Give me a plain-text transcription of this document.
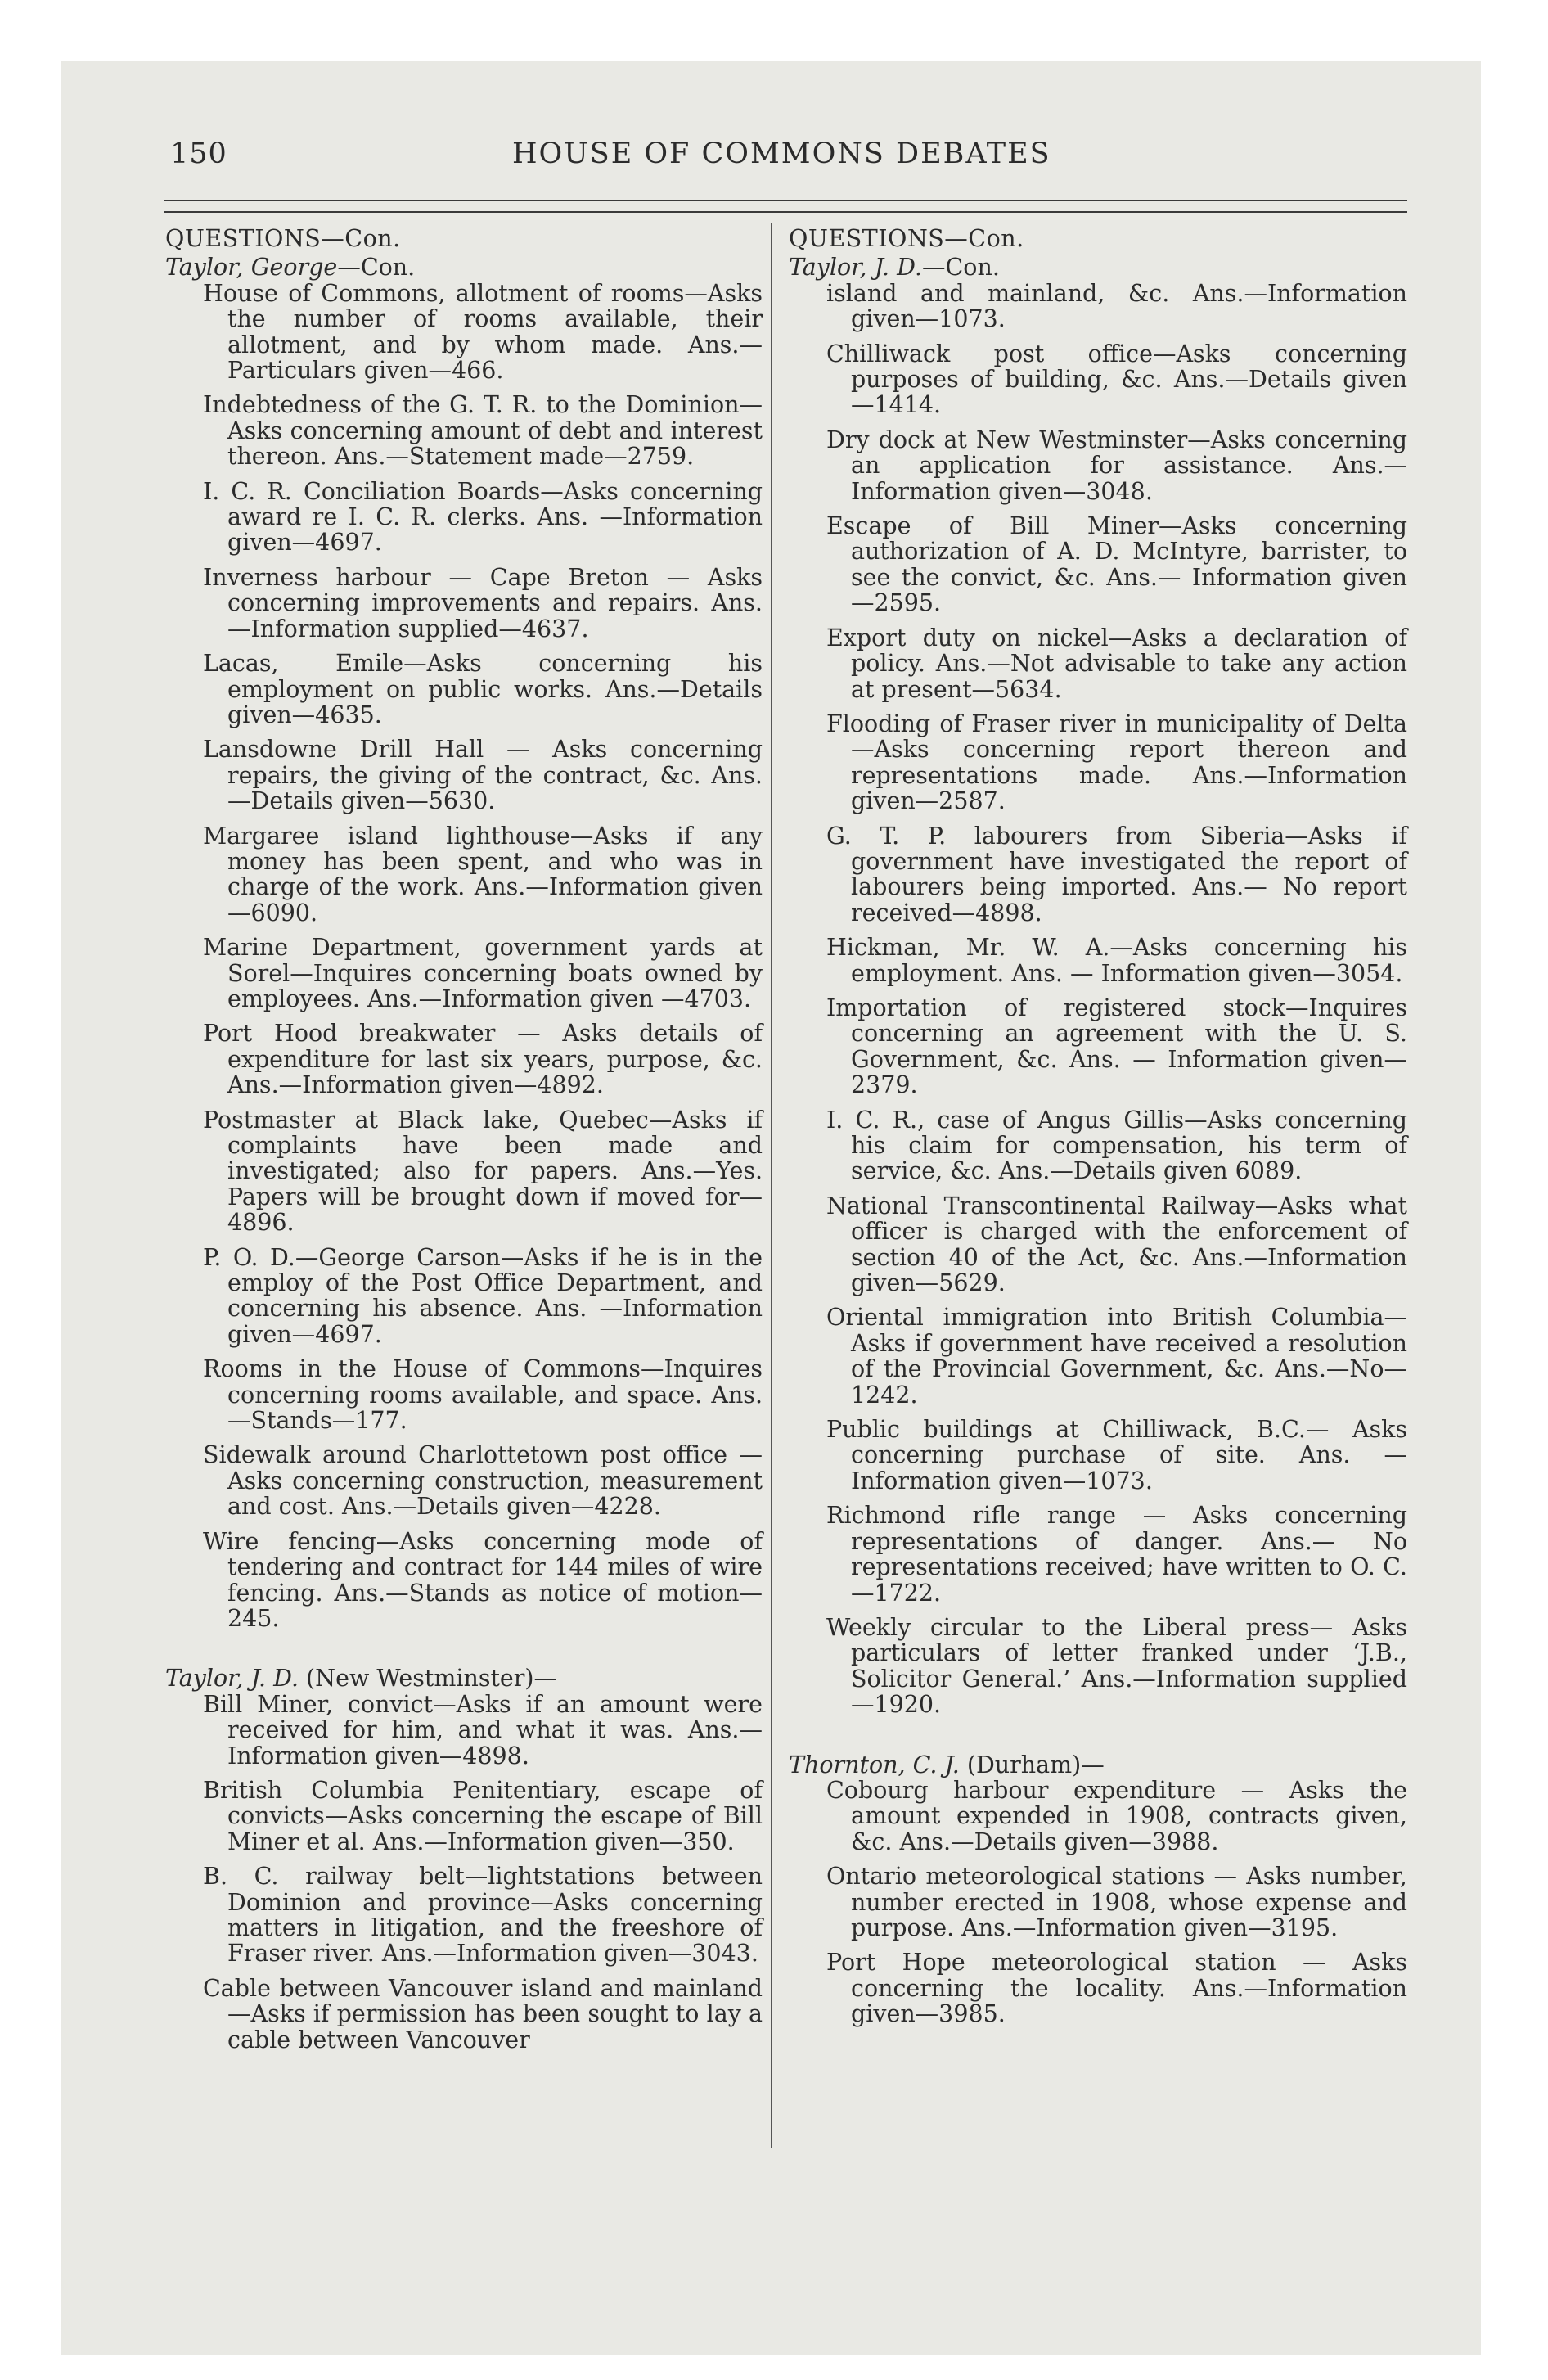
150	HOUSE OF COMMONS DEBATES
QUESTIONS—Con.
Taylor, George—Con.
House of Commons, allotment of rooms—Asks the number of rooms available, their allotment, and by whom made. Ans.—Particulars given—466.
Indebtedness of the G. T. R. to the Dominion—Asks concerning amount of debt and interest thereon. Ans.—Statement made—2759.
I. C. R. Conciliation Boards—Asks concerning award re I. C. R. clerks. Ans. —Information given—4697.
Inverness harbour — Cape Breton — Asks concerning improvements and repairs. Ans.—Information supplied—4637.
Lacas, Emile—Asks concerning his employment on public works. Ans.—Details given—4635.
Lansdowne Drill Hall — Asks concerning repairs, the giving of the contract, &c. Ans.—Details given—5630.
Margaree island lighthouse—Asks if any money has been spent, and who was in charge of the work. Ans.—Information given—6090.
Marine Department, government yards at Sorel—Inquires concerning boats owned by employees. Ans.—Information given —4703.
Port Hood breakwater — Asks details of expenditure for last six years, purpose, &c. Ans.—Information given—4892.
Postmaster at Black lake, Quebec—Asks if complaints have been made and investigated; also for papers. Ans.—Yes. Papers will be brought down if moved for—4896.
P. O. D.—George Carson—Asks if he is in the employ of the Post Office Department, and concerning his absence. Ans. —Information given—4697.
Rooms in the House of Commons—Inquires concerning rooms available, and space. Ans.—Stands—177.
Sidewalk around Charlottetown post office —Asks concerning construction, measurement and cost. Ans.—Details given—4228.
Wire fencing—Asks concerning mode of tendering and contract for 144 miles of wire fencing. Ans.—Stands as notice of motion—245.
Taylor, J. D. (New Westminster)—
Bill Miner, convict—Asks if an amount were received for him, and what it was. Ans.—Information given—4898.
British Columbia Penitentiary, escape of convicts—Asks concerning the escape of Bill Miner et al. Ans.—Information given—350.
B. C. railway belt—lightstations between Dominion and province—Asks concerning matters in litigation, and the freeshore of Fraser river. Ans.—Information given—3043.
Cable between Vancouver island and mainland—Asks if permission has been sought to lay a cable between Vancouver
QUESTIONS—Con.
Taylor, J. D.—Con.
island and mainland, &c. Ans.—Information given—1073.
Chilliwack post office—Asks concerning purposes of building, &c. Ans.—Details given—1414.
Dry dock at New Westminster—Asks concerning an application for assistance. Ans.—Information given—3048.
Escape of Bill Miner—Asks concerning authorization of A. D. McIntyre, barrister, to see the convict, &c. Ans.— Information given—2595.
Export duty on nickel—Asks a declaration of policy. Ans.—Not advisable to take any action at present—5634.
Flooding of Fraser river in municipality of Delta—Asks concerning report thereon and representations made. Ans.—Information given—2587.
G. T. P. labourers from Siberia—Asks if government have investigated the report of labourers being imported. Ans.— No report received—4898.
Hickman, Mr. W. A.—Asks concerning his employment. Ans. — Information given—3054.
Importation of registered stock—Inquires concerning an agreement with the U. S. Government, &c. Ans. — Information given—2379.
I. C. R., case of Angus Gillis—Asks concerning his claim for compensation, his term of service, &c. Ans.—Details given 6089.
National Transcontinental Railway—Asks what officer is charged with the enforcement of section 40 of the Act, &c. Ans.—Information given—5629.
Oriental immigration into British Columbia—Asks if government have received a resolution of the Provincial Government, &c. Ans.—No—1242.
Public buildings at Chilliwack, B.C.— Asks concerning purchase of site. Ans. —Information given—1073.
Richmond rifle range — Asks concerning representations of danger. Ans.— No representations received; have written to O. C.—1722.
Weekly circular to the Liberal press— Asks particulars of letter franked under ‘J.B., Solicitor General.’ Ans.—Information supplied—1920.
Thornton, C. J. (Durham)—
Cobourg harbour expenditure — Asks the amount expended in 1908, contracts given, &c. Ans.—Details given—3988.
Ontario meteorological stations — Asks number, number erected in 1908, whose expense and purpose. Ans.—Information given—3195.
Port Hope meteorological station — Asks concerning the locality. Ans.—Information given—3985.
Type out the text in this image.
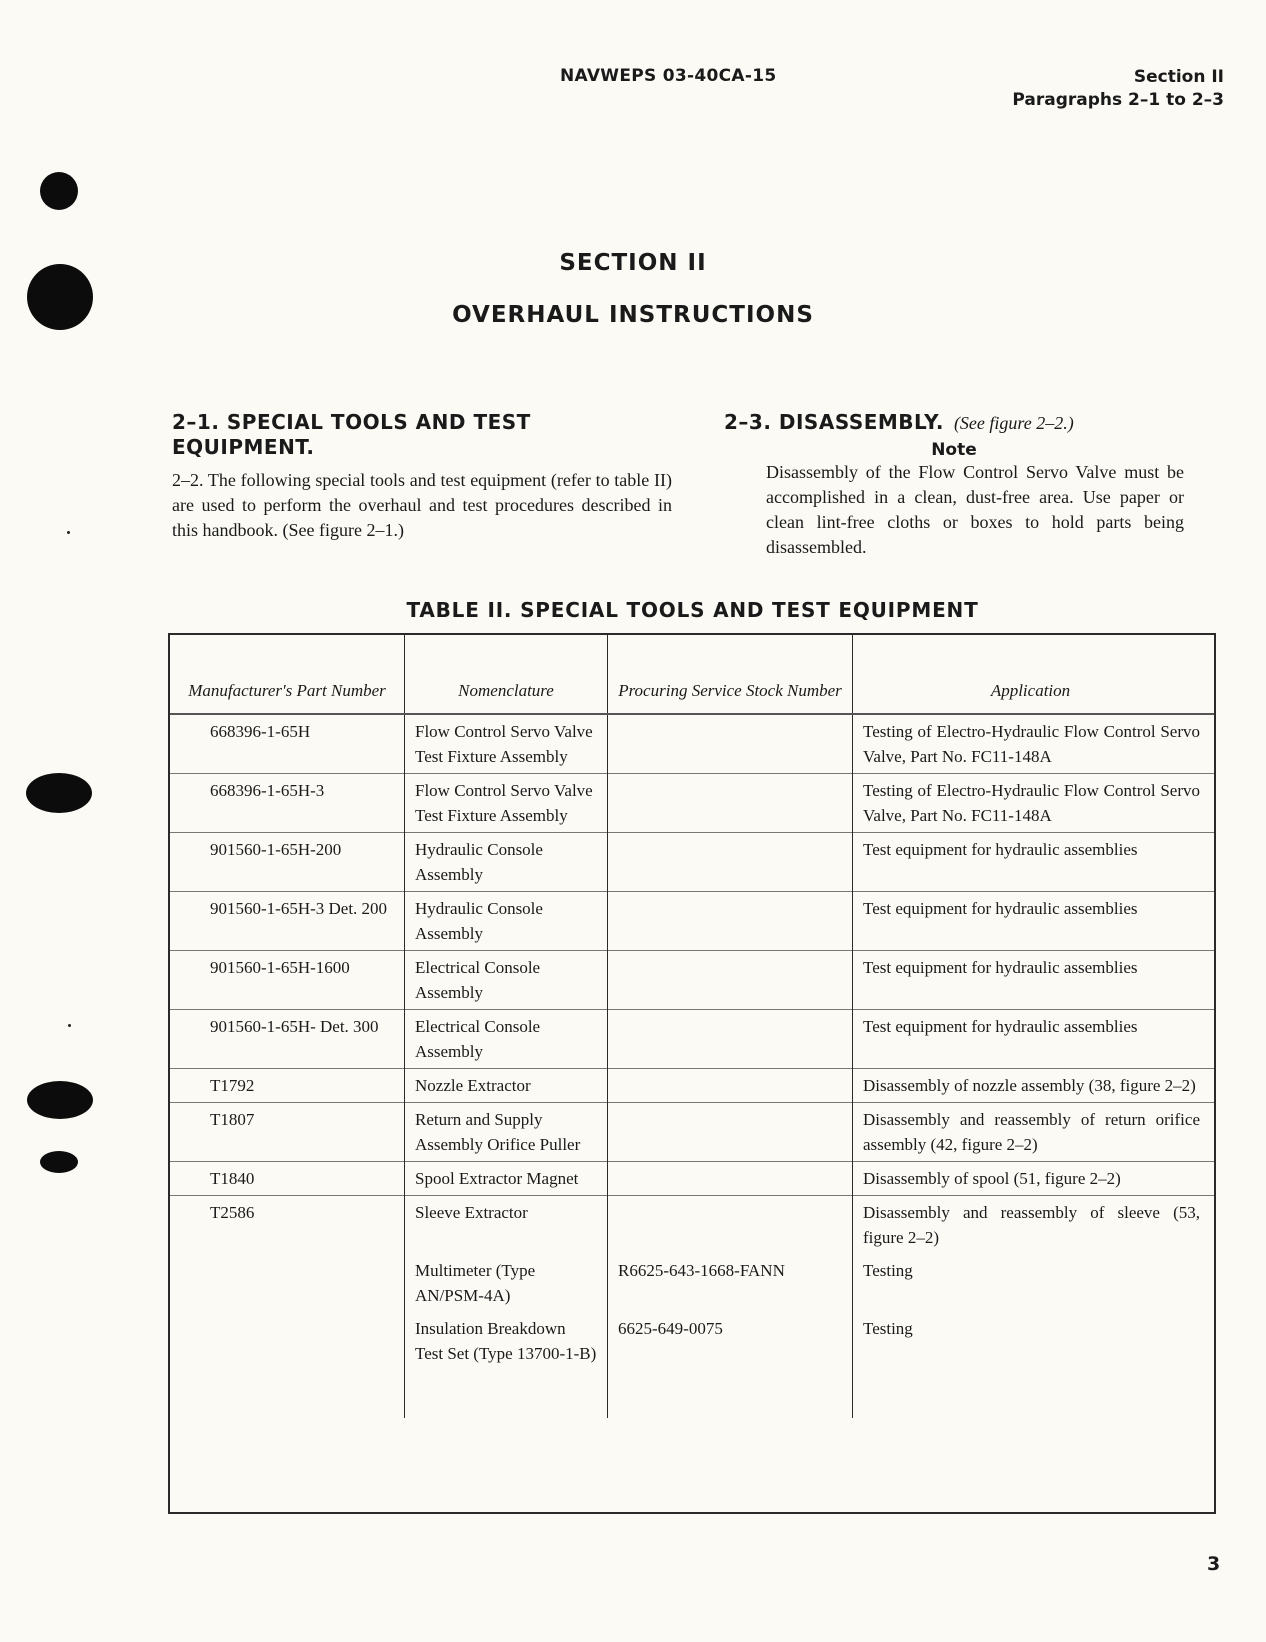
NAVWEPS 03-40CA-15	Section II
Paragraphs 2–1 to 2–3
SECTION II
OVERHAUL INSTRUCTIONS
2–1. SPECIAL TOOLS AND TEST EQUIPMENT.
2–2. The following special tools and test equipment (refer to table II) are used to perform the overhaul and test procedures described in this handbook. (See figure 2–1.)
2–3. DISASSEMBLY. (See figure 2–2.)
Note
Disassembly of the Flow Control Servo Valve must be accomplished in a clean, dust-free area. Use paper or clean lint-free cloths or boxes to hold parts being disassembled.
TABLE II. SPECIAL TOOLS AND TEST EQUIPMENT
Manufacturer's Part Number	Nomenclature	Procuring Service Stock Number	Application
668396-1-65H	Flow Control Servo Valve Test Fixture Assembly		Testing of Electro-Hydraulic Flow Control Servo Valve, Part No. FC11-148A
668396-1-65H-3	Flow Control Servo Valve Test Fixture Assembly		Testing of Electro-Hydraulic Flow Control Servo Valve, Part No. FC11-148A
901560-1-65H-200	Hydraulic Console Assembly		Test equipment for hydraulic assemblies
901560-1-65H-3 Det. 200	Hydraulic Console Assembly		Test equipment for hydraulic assemblies
901560-1-65H-1600	Electrical Console Assembly		Test equipment for hydraulic assemblies
901560-1-65H- Det. 300	Electrical Console Assembly		Test equipment for hydraulic assemblies
T1792	Nozzle Extractor		Disassembly of nozzle assembly (38, figure 2–2)
T1807	Return and Supply Assembly Orifice Puller		Disassembly and reassembly of return orifice assembly (42, figure 2–2)
T1840	Spool Extractor Magnet		Disassembly of spool (51, figure 2–2)
T2586	Sleeve Extractor		Disassembly and reassembly of sleeve (53, figure 2–2)
	Multimeter (Type AN/PSM-4A)	R6625-643-1668-FANN	Testing
	Insulation Breakdown Test Set (Type 13700-1-B)	6625-649-0075	Testing

3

Given exercise: Leave the pictures out and reproduce each record exactly as written.

Output below:
Give me a plain-text transcription of this document.
150	HOUSE OF COMMONS DEBATES
QUESTIONS—Con.
Taylor, George—Con.
House of Commons, allotment of rooms—Asks the number of rooms available, their allotment, and by whom made. Ans.—Particulars given—466.
Indebtedness of the G. T. R. to the Dominion—Asks concerning amount of debt and interest thereon. Ans.—Statement made—2759.
I. C. R. Conciliation Boards—Asks concerning award re I. C. R. clerks. Ans. —Information given—4697.
Inverness harbour — Cape Breton — Asks concerning improvements and repairs. Ans.—Information supplied—4637.
Lacas, Emile—Asks concerning his employment on public works. Ans.—Details given—4635.
Lansdowne Drill Hall — Asks concerning repairs, the giving of the contract, &c. Ans.—Details given—5630.
Margaree island lighthouse—Asks if any money has been spent, and who was in charge of the work. Ans.—Information given—6090.
Marine Department, government yards at Sorel—Inquires concerning boats owned by employees. Ans.—Information given —4703.
Port Hood breakwater — Asks details of expenditure for last six years, purpose, &c. Ans.—Information given—4892.
Postmaster at Black lake, Quebec—Asks if complaints have been made and investigated; also for papers. Ans.—Yes. Papers will be brought down if moved for—4896.
P. O. D.—George Carson—Asks if he is in the employ of the Post Office Department, and concerning his absence. Ans. —Information given—4697.
Rooms in the House of Commons—Inquires concerning rooms available, and space. Ans.—Stands—177.
Sidewalk around Charlottetown post office —Asks concerning construction, measurement and cost. Ans.—Details given—4228.
Wire fencing—Asks concerning mode of tendering and contract for 144 miles of wire fencing. Ans.—Stands as notice of motion—245.
Taylor, J. D. (New Westminster)—
Bill Miner, convict—Asks if an amount were received for him, and what it was. Ans.—Information given—4898.
British Columbia Penitentiary, escape of convicts—Asks concerning the escape of Bill Miner et al. Ans.—Information given—350.
B. C. railway belt—lightstations between Dominion and province—Asks concerning matters in litigation, and the freeshore of Fraser river. Ans.—Information given—3043.
Cable between Vancouver island and mainland—Asks if permission has been sought to lay a cable between Vancouver
QUESTIONS—Con.
Taylor, J. D.—Con.
island and mainland, &c. Ans.—Information given—1073.
Chilliwack post office—Asks concerning purposes of building, &c. Ans.—Details given—1414.
Dry dock at New Westminster—Asks concerning an application for assistance. Ans.—Information given—3048.
Escape of Bill Miner—Asks concerning authorization of A. D. McIntyre, barrister, to see the convict, &c. Ans.— Information given—2595.
Export duty on nickel—Asks a declaration of policy. Ans.—Not advisable to take any action at present—5634.
Flooding of Fraser river in municipality of Delta—Asks concerning report thereon and representations made. Ans.—Information given—2587.
G. T. P. labourers from Siberia—Asks if government have investigated the report of labourers being imported. Ans.— No report received—4898.
Hickman, Mr. W. A.—Asks concerning his employment. Ans. — Information given—3054.
Importation of registered stock—Inquires concerning an agreement with the U. S. Government, &c. Ans. — Information given—2379.
I. C. R., case of Angus Gillis—Asks concerning his claim for compensation, his term of service, &c. Ans.—Details given 6089.
National Transcontinental Railway—Asks what officer is charged with the enforcement of section 40 of the Act, &c. Ans.—Information given—5629.
Oriental immigration into British Columbia—Asks if government have received a resolution of the Provincial Government, &c. Ans.—No—1242.
Public buildings at Chilliwack, B.C.— Asks concerning purchase of site. Ans. —Information given—1073.
Richmond rifle range — Asks concerning representations of danger. Ans.— No representations received; have written to O. C.—1722.
Weekly circular to the Liberal press— Asks particulars of letter franked under ‘J.B., Solicitor General.’ Ans.—Information supplied—1920.
Thornton, C. J. (Durham)—
Cobourg harbour expenditure — Asks the amount expended in 1908, contracts given, &c. Ans.—Details given—3988.
Ontario meteorological stations — Asks number, number erected in 1908, whose expense and purpose. Ans.—Information given—3195.
Port Hope meteorological station — Asks concerning the locality. Ans.—Information given—3985.
Type out the text in this image.
NAVWEPS 03-40CA-15	Section II
Paragraphs 2–1 to 2–3
SECTION II
OVERHAUL INSTRUCTIONS
2–1. SPECIAL TOOLS AND TEST EQUIPMENT.
2–2. The following special tools and test equipment (refer to table II) are used to perform the overhaul and test procedures described in this handbook. (See figure 2–1.)
2–3. DISASSEMBLY. (See figure 2–2.)
Note
Disassembly of the Flow Control Servo Valve must be accomplished in a clean, dust-free area. Use paper or clean lint-free cloths or boxes to hold parts being disassembled.
TABLE II. SPECIAL TOOLS AND TEST EQUIPMENT
Manufacturer's Part Number	Nomenclature	Procuring Service Stock Number	Application
668396-1-65H	Flow Control Servo Valve Test Fixture Assembly		Testing of Electro-Hydraulic Flow Control Servo Valve, Part No. FC11-148A
668396-1-65H-3	Flow Control Servo Valve Test Fixture Assembly		Testing of Electro-Hydraulic Flow Control Servo Valve, Part No. FC11-148A
901560-1-65H-200	Hydraulic Console Assembly		Test equipment for hydraulic assemblies
901560-1-65H-3 Det. 200	Hydraulic Console Assembly		Test equipment for hydraulic assemblies
901560-1-65H-1600	Electrical Console Assembly		Test equipment for hydraulic assemblies
901560-1-65H- Det. 300	Electrical Console Assembly		Test equipment for hydraulic assemblies
T1792	Nozzle Extractor		Disassembly of nozzle assembly (38, figure 2–2)
T1807	Return and Supply Assembly Orifice Puller		Disassembly and reassembly of return orifice assembly (42, figure 2–2)
T1840	Spool Extractor Magnet		Disassembly of spool (51, figure 2–2)
T2586	Sleeve Extractor		Disassembly and reassembly of sleeve (53, figure 2–2)
	Multimeter (Type AN/PSM-4A)	R6625-643-1668-FANN	Testing
	Insulation Breakdown Test Set (Type 13700-1-B)	6625-649-0075	Testing

3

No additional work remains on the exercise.